━━ Excerpted data

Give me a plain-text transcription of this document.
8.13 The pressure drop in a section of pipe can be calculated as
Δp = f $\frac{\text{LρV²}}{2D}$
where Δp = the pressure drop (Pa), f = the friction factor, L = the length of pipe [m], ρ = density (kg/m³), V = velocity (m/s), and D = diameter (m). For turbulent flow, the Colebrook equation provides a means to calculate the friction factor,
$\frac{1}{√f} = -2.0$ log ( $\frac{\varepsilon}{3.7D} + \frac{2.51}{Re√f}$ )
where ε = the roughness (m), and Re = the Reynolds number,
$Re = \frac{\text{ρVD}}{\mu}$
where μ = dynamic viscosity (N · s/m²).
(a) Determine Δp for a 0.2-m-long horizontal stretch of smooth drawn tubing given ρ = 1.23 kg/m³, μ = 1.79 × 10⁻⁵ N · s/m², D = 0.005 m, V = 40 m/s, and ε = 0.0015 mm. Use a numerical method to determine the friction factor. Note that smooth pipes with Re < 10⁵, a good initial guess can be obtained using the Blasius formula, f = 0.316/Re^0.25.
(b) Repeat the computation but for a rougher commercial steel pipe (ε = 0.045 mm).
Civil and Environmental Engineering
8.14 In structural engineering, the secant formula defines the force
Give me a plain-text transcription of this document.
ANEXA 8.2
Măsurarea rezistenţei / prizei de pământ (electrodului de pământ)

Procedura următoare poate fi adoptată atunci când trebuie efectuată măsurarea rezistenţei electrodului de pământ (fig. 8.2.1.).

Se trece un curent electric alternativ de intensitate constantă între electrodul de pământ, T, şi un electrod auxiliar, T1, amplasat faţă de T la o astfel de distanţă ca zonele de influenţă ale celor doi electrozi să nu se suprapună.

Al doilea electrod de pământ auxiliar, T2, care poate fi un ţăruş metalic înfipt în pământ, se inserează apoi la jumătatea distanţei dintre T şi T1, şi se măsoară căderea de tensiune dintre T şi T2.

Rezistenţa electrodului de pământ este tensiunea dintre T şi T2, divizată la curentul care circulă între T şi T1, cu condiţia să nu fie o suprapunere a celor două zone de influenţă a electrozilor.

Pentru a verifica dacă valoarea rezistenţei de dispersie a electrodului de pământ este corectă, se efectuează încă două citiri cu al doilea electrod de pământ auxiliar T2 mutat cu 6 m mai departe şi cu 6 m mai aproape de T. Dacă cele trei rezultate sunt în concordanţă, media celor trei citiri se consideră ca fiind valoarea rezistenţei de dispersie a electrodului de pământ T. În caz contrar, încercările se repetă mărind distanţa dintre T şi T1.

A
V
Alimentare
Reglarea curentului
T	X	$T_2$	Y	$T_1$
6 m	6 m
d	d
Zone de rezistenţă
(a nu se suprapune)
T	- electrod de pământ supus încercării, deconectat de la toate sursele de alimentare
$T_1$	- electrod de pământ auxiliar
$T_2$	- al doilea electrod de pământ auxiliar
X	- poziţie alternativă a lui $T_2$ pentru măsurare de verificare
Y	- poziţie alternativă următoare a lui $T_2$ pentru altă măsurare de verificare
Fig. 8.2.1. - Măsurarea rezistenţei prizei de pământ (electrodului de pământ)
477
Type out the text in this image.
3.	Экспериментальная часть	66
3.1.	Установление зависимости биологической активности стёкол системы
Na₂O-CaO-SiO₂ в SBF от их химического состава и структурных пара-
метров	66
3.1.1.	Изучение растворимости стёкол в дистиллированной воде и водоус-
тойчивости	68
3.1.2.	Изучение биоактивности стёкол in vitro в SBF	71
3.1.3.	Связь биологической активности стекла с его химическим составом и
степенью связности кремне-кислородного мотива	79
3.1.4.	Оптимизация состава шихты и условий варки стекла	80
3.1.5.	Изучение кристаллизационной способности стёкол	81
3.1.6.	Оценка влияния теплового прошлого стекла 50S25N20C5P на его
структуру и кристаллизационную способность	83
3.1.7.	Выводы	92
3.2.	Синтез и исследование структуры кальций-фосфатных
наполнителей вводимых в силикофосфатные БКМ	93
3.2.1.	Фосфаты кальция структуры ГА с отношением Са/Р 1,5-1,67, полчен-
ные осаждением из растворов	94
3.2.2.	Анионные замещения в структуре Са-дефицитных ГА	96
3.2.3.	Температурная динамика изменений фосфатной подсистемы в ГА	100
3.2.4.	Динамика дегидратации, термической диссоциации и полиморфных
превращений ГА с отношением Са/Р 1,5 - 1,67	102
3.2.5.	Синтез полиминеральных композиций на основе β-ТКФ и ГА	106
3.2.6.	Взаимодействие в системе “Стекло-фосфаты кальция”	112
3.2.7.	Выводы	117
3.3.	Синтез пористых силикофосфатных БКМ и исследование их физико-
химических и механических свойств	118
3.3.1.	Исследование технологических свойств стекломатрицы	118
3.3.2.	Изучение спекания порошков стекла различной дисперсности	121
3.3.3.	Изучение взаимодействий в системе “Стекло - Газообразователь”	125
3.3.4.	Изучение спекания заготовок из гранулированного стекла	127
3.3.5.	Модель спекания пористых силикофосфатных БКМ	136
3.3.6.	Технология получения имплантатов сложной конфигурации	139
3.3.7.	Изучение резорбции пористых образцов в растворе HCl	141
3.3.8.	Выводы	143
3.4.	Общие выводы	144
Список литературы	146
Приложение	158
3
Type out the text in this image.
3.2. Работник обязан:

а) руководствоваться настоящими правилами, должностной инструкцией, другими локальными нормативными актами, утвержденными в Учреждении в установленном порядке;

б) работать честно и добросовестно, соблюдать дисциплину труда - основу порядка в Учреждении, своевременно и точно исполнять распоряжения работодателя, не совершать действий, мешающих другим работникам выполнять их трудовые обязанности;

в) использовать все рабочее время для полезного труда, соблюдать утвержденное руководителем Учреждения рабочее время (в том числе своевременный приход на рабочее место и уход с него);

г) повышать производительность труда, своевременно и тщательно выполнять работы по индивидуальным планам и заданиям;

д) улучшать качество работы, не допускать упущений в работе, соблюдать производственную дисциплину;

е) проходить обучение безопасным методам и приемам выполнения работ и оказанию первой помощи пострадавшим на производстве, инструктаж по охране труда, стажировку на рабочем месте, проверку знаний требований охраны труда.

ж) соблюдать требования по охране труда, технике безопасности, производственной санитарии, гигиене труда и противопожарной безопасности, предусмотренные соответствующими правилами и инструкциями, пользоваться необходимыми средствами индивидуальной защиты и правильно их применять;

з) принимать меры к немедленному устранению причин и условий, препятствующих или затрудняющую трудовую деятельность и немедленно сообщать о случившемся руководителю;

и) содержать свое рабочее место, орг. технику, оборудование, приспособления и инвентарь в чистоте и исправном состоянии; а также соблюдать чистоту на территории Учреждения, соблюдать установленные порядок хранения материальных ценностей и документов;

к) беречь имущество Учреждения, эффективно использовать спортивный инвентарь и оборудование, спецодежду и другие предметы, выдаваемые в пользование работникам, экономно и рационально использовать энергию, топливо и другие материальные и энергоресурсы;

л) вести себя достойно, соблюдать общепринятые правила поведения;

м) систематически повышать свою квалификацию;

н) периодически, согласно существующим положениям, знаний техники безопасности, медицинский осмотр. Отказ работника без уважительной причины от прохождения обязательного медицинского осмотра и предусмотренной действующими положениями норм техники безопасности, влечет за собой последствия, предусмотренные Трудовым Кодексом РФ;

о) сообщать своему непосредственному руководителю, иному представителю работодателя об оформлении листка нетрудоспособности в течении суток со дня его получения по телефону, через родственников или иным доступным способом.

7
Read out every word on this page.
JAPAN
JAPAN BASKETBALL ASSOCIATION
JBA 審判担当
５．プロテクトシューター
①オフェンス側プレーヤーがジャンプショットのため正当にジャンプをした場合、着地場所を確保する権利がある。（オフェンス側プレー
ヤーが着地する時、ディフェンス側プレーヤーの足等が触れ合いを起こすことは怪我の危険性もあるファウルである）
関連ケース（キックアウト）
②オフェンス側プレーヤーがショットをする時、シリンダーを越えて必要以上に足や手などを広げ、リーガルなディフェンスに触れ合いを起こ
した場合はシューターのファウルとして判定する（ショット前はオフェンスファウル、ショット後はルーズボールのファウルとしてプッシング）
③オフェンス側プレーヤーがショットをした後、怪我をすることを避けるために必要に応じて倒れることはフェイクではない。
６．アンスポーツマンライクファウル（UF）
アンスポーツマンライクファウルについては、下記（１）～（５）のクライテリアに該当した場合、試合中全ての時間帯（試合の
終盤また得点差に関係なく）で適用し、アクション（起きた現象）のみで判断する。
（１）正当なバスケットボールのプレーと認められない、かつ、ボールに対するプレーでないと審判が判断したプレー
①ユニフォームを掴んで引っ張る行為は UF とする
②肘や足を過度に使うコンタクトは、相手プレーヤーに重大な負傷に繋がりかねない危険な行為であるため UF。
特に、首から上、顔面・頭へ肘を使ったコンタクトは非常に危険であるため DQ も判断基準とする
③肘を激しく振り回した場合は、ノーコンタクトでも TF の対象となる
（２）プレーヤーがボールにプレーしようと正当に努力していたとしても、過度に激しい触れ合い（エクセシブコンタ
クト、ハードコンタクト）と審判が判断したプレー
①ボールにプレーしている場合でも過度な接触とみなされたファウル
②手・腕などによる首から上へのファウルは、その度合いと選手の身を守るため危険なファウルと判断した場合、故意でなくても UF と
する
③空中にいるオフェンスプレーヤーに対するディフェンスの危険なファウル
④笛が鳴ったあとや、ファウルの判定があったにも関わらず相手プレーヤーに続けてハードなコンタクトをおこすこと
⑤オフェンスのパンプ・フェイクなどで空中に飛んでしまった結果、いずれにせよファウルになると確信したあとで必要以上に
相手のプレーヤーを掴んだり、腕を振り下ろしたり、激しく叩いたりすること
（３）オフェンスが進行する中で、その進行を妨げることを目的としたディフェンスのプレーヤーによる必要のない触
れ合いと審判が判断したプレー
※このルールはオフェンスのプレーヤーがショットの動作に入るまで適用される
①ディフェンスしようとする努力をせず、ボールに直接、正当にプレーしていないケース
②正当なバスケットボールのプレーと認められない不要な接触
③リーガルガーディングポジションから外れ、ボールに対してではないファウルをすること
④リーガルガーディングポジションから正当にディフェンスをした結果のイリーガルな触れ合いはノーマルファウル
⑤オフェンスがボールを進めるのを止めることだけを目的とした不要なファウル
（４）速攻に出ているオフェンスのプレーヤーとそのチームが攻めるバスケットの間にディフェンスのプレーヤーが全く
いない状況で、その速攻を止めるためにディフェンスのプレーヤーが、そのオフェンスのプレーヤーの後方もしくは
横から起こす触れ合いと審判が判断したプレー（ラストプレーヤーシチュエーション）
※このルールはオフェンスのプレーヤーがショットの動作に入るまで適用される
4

━━━━

Pull out all lines in the data above that include "состава".

Na₂O-CaO-SiO₂ в SBF от их химического состава и структурных пара-
3.1.4.	Оптимизация состава шихты и условий варки стекла	80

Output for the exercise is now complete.